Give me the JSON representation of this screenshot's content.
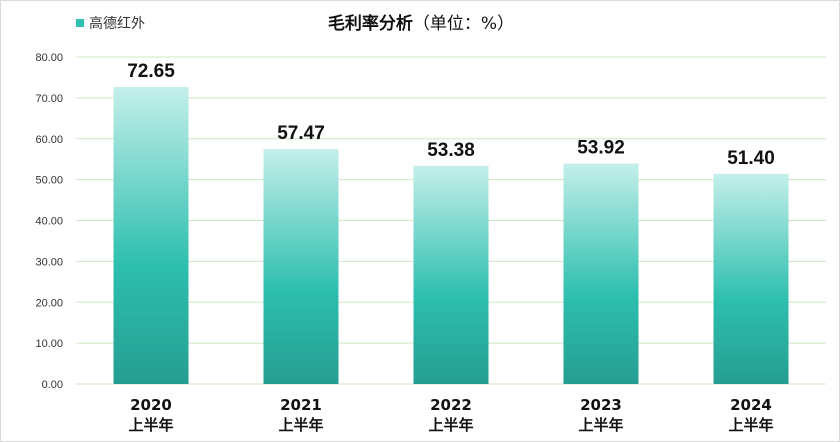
{
  "chart_data": {
    "type": "bar",
    "title": "毛利率分析",
    "subtitle": "（单位：%）",
    "legend": {
      "label": "高德红外",
      "placement": "top-left"
    },
    "categories": [
      [
        "2020",
        "上半年"
      ],
      [
        "2021",
        "上半年"
      ],
      [
        "2022",
        "上半年"
      ],
      [
        "2023",
        "上半年"
      ],
      [
        "2024",
        "上半年"
      ]
    ],
    "series": [
      {
        "name": "高德红外",
        "values": [
          72.65,
          57.47,
          53.38,
          53.92,
          51.4
        ]
      }
    ],
    "data_labels": [
      "72.65",
      "57.47",
      "53.38",
      "53.92",
      "51.40"
    ],
    "y_ticks": [
      "0.00",
      "10.00",
      "20.00",
      "30.00",
      "40.00",
      "50.00",
      "60.00",
      "70.00",
      "80.00"
    ],
    "ylim": [
      0,
      80
    ],
    "grid": true,
    "colors": {
      "bar_top": "#c4efea",
      "bar_mid": "#2dbfaf",
      "bar_bottom": "#259e91",
      "grid": "#cde8c4",
      "legend_swatch": "#2dbfaf"
    }
  }
}
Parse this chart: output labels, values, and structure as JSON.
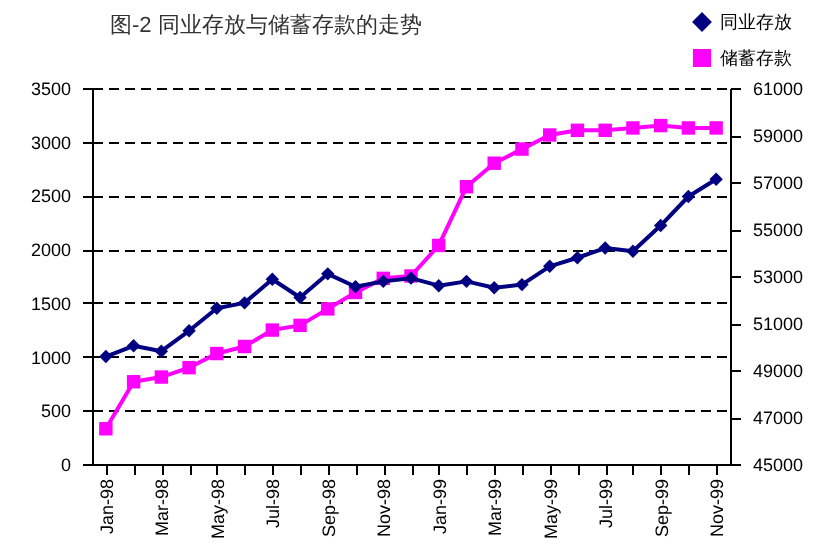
{
  "chart_data": {
    "type": "line",
    "title": "图-2    同业存放与储蓄存款的走势",
    "categories": [
      "Jan-98",
      null,
      "Mar-98",
      null,
      "May-98",
      null,
      "Jul-98",
      null,
      "Sep-98",
      null,
      "Nov-98",
      null,
      "Jan-99",
      null,
      "Mar-99",
      null,
      "May-99",
      null,
      "Jul-99",
      null,
      "Sep-99",
      null,
      "Nov-99"
    ],
    "series": [
      {
        "name": "同业存放",
        "color": "#000080",
        "marker": "diamond",
        "values": [
          1000,
          1100,
          1050,
          1240,
          1450,
          1500,
          1720,
          1550,
          1770,
          1650,
          1700,
          1730,
          1660,
          1700,
          1640,
          1670,
          1840,
          1920,
          2010,
          1980,
          2220,
          2490,
          2650
        ]
      },
      {
        "name": "储蓄存款",
        "color": "#ff00ff",
        "marker": "square",
        "axis": "y2",
        "values": [
          46500,
          48500,
          48700,
          49100,
          49700,
          50000,
          50700,
          50900,
          51600,
          52300,
          52900,
          53000,
          54300,
          56800,
          57800,
          58400,
          59000,
          59200,
          59200,
          59300,
          59400,
          59300,
          59300
        ]
      }
    ],
    "ylim": [
      0,
      3500
    ],
    "yticks": [
      0,
      500,
      1000,
      1500,
      2000,
      2500,
      3000,
      3500
    ],
    "y2lim": [
      45000,
      61000
    ],
    "y2ticks": [
      45000,
      47000,
      49000,
      51000,
      53000,
      55000,
      57000,
      59000,
      61000
    ],
    "grid": "y",
    "legend": "top right"
  }
}
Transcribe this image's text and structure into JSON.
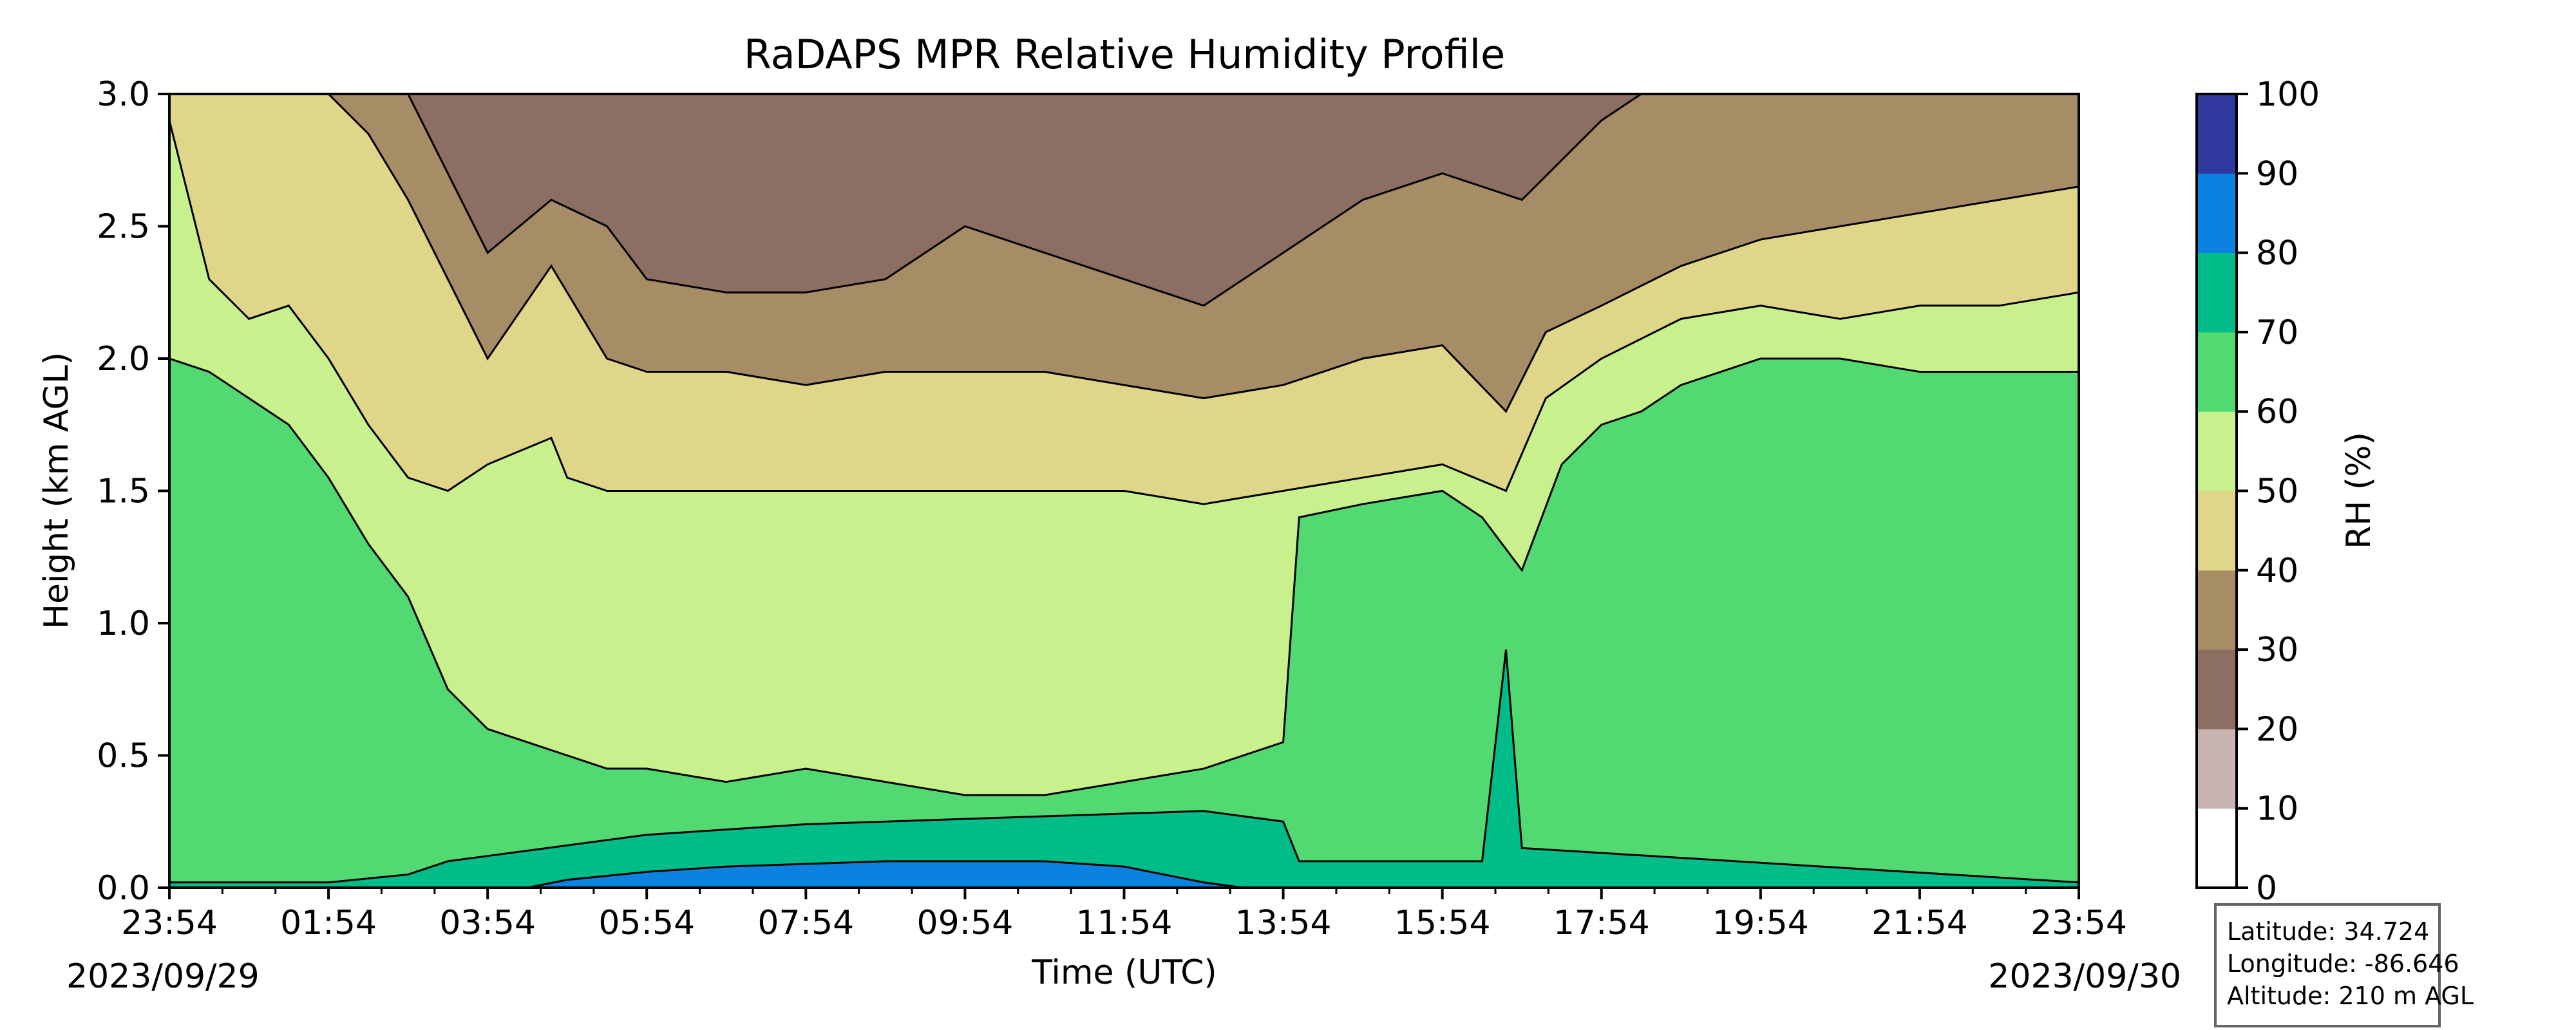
{
  "chart_data": {
    "type": "heatmap",
    "subtype": "filled-contour",
    "title": "RaDAPS MPR Relative Humidity Profile",
    "xlabel": "Time (UTC)",
    "ylabel": "Height (km AGL)",
    "x_ticks": [
      "23:54",
      "01:54",
      "03:54",
      "05:54",
      "07:54",
      "09:54",
      "11:54",
      "13:54",
      "15:54",
      "17:54",
      "19:54",
      "21:54",
      "23:54"
    ],
    "x_minor_ticks_per_major": 2,
    "x_start_date": "2023/09/29",
    "x_end_date": "2023/09/30",
    "xlim_hours": [
      0,
      24
    ],
    "y_ticks": [
      "0.0",
      "0.5",
      "1.0",
      "1.5",
      "2.0",
      "2.5",
      "3.0"
    ],
    "ylim": [
      0,
      3
    ],
    "colorbar": {
      "label": "RH (%)",
      "ticks": [
        "0",
        "10",
        "20",
        "30",
        "40",
        "50",
        "60",
        "70",
        "80",
        "90",
        "100"
      ],
      "levels": [
        0,
        10,
        20,
        30,
        40,
        50,
        60,
        70,
        80,
        90,
        100
      ],
      "colors": [
        "#ffffff",
        "#c8b4b0",
        "#8c6e62",
        "#a68d66",
        "#e0d68a",
        "#c8f18e",
        "#52d971",
        "#00bc89",
        "#0b82e0",
        "#3039a0"
      ]
    },
    "contour_boundaries": [
      {
        "level": 20,
        "x": [
          0,
          4,
          5.5,
          8,
          10,
          12,
          14,
          16,
          17,
          18.5,
          20,
          22,
          24
        ],
        "y": [
          3.1,
          3.1,
          3.1,
          3.1,
          3.1,
          3.1,
          3.1,
          3.1,
          3.1,
          3.1,
          3.1,
          3.1,
          3.1
        ]
      },
      {
        "level": 30,
        "x": [
          0,
          1,
          2,
          3,
          4,
          4.8,
          5.5,
          6,
          7,
          8,
          9,
          10,
          11,
          12,
          13,
          14,
          15,
          16,
          17,
          18,
          19,
          20,
          21,
          22,
          23,
          24
        ],
        "y": [
          3.1,
          3.1,
          3.1,
          3.0,
          2.4,
          2.6,
          2.5,
          2.3,
          2.25,
          2.25,
          2.3,
          2.5,
          2.4,
          2.3,
          2.2,
          2.4,
          2.6,
          2.7,
          2.6,
          2.9,
          3.1,
          3.1,
          3.1,
          3.1,
          3.1,
          3.1
        ]
      },
      {
        "level": 40,
        "x": [
          0,
          1,
          2,
          2.5,
          3,
          3.5,
          4,
          4.8,
          5.5,
          6,
          7,
          8,
          9,
          10,
          11,
          12,
          13,
          14,
          15,
          16,
          16.8,
          17.3,
          18,
          19,
          20,
          21,
          22,
          23,
          24
        ],
        "y": [
          3.1,
          3.1,
          3.0,
          2.85,
          2.6,
          2.3,
          2.0,
          2.35,
          2.0,
          1.95,
          1.95,
          1.9,
          1.95,
          1.95,
          1.95,
          1.9,
          1.85,
          1.9,
          2.0,
          2.05,
          1.8,
          2.1,
          2.2,
          2.35,
          2.45,
          2.5,
          2.55,
          2.6,
          2.65
        ]
      },
      {
        "level": 50,
        "x": [
          0,
          0.5,
          1,
          1.5,
          2,
          2.5,
          3,
          3.5,
          4,
          4.8,
          5,
          5.5,
          6,
          7,
          8,
          9,
          10,
          11,
          12,
          13,
          14,
          15,
          16,
          16.8,
          17.3,
          18,
          19,
          20,
          21,
          22,
          23,
          24
        ],
        "y": [
          2.9,
          2.3,
          2.15,
          2.2,
          2.0,
          1.75,
          1.55,
          1.5,
          1.6,
          1.7,
          1.55,
          1.5,
          1.5,
          1.5,
          1.5,
          1.5,
          1.5,
          1.5,
          1.5,
          1.45,
          1.5,
          1.55,
          1.6,
          1.5,
          1.85,
          2.0,
          2.15,
          2.2,
          2.15,
          2.2,
          2.2,
          2.25
        ]
      },
      {
        "level": 60,
        "x": [
          0,
          0.5,
          1,
          1.5,
          2,
          2.5,
          3,
          3.5,
          4,
          4.5,
          5,
          5.5,
          6,
          7,
          8,
          9,
          10,
          11,
          12,
          13,
          14,
          14.2,
          15,
          16,
          16.5,
          17,
          17.5,
          18,
          18.5,
          19,
          20,
          21,
          22,
          23,
          24
        ],
        "y": [
          2.0,
          1.95,
          1.85,
          1.75,
          1.55,
          1.3,
          1.1,
          0.75,
          0.6,
          0.55,
          0.5,
          0.45,
          0.45,
          0.4,
          0.45,
          0.4,
          0.35,
          0.35,
          0.4,
          0.45,
          0.55,
          1.4,
          1.45,
          1.5,
          1.4,
          1.2,
          1.6,
          1.75,
          1.8,
          1.9,
          2.0,
          2.0,
          1.95,
          1.95,
          1.95
        ]
      },
      {
        "level": 70,
        "x": [
          0,
          2,
          3,
          3.5,
          4,
          5,
          6,
          7,
          8,
          9,
          10,
          11,
          12,
          13,
          13.5,
          14,
          14.2,
          16.5,
          16.8,
          17,
          24
        ],
        "y": [
          0.02,
          0.02,
          0.05,
          0.1,
          0.12,
          0.16,
          0.2,
          0.22,
          0.24,
          0.25,
          0.26,
          0.27,
          0.28,
          0.29,
          0.27,
          0.25,
          0.1,
          0.1,
          0.9,
          0.15,
          0.02
        ]
      },
      {
        "level": 80,
        "x": [
          0,
          4.5,
          5,
          6,
          7,
          8,
          9,
          10,
          11,
          12,
          12.5,
          13,
          13.5
        ],
        "y": [
          0,
          0,
          0.03,
          0.06,
          0.08,
          0.09,
          0.1,
          0.1,
          0.1,
          0.08,
          0.05,
          0.02,
          0
        ]
      }
    ]
  },
  "info_box": {
    "latitude": "Latitude: 34.724",
    "longitude": "Longitude: -86.646",
    "altitude": "Altitude: 210 m AGL"
  }
}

○ ○ ○ ○ ○ ○ ○

**What to produce**
Show all lines above holding "this".

**Solved problem**
Give me the JSON representation of this screenshot's content.
Parse this chart: output labels, values, and structure as JSON.
Transcribe this image's text and structure into JSON.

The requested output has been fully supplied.